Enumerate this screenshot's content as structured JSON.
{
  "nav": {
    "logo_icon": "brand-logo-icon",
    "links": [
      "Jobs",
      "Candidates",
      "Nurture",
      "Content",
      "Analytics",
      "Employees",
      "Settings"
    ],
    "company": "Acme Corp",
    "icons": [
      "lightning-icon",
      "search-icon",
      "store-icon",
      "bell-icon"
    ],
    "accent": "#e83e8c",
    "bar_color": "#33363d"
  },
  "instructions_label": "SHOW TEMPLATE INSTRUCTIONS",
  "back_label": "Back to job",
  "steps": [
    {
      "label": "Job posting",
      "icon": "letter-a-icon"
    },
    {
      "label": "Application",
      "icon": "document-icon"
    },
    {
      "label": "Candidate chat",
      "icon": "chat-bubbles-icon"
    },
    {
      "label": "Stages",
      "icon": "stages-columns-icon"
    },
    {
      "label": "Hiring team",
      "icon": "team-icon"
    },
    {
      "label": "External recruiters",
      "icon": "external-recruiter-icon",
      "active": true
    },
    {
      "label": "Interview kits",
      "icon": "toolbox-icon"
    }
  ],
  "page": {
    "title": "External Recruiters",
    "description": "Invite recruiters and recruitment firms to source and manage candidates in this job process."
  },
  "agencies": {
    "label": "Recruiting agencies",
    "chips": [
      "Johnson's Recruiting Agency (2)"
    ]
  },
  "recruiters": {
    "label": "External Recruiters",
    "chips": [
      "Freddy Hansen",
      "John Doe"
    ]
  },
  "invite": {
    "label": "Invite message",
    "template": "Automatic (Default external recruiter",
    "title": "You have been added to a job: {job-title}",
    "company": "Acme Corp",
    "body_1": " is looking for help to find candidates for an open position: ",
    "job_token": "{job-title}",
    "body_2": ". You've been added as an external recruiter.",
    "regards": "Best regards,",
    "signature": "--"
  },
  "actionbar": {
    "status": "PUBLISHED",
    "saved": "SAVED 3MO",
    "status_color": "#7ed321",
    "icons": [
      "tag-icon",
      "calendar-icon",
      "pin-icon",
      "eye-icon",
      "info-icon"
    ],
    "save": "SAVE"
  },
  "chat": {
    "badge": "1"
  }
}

=-=-=-=-=

- [REQUIRED TASK] Collect every line with the string "chat" from the records, and copy each.

- [WRITTEN RESPONSE]
      "label": "Candidate chat",
      "icon": "chat-bubbles-icon"
  "chat": {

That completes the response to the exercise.